------ DATA FOR PROCESSING

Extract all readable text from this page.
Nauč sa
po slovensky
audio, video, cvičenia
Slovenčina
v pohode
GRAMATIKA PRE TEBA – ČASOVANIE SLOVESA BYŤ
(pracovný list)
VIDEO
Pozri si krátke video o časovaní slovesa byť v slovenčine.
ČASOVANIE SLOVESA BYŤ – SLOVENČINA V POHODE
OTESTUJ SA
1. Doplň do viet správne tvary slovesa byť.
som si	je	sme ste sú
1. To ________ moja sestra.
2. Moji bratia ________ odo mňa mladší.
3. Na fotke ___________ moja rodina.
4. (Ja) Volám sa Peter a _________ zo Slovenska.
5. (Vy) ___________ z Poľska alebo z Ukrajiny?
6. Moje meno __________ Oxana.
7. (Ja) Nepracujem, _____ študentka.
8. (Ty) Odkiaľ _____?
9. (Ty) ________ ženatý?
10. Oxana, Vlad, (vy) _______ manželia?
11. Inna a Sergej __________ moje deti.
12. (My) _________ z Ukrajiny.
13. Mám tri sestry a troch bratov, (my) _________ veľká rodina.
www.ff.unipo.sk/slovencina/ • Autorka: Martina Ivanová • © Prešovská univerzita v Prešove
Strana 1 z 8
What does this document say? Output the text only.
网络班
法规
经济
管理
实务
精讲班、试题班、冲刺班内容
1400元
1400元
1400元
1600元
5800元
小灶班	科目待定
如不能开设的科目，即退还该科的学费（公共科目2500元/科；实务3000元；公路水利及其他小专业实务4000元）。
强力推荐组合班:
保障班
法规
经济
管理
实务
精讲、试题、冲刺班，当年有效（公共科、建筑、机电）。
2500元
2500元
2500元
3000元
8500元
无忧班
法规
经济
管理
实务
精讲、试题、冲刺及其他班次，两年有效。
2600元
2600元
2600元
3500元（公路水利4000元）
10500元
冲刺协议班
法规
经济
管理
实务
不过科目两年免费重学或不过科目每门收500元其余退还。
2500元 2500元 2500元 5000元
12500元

------------

WHAT YOU SHOULD DO - Make a list of all lines in the data that contain "text".

FINAL ANSWER -
Extract all readable text from this page.
What does this document say? Output the text only.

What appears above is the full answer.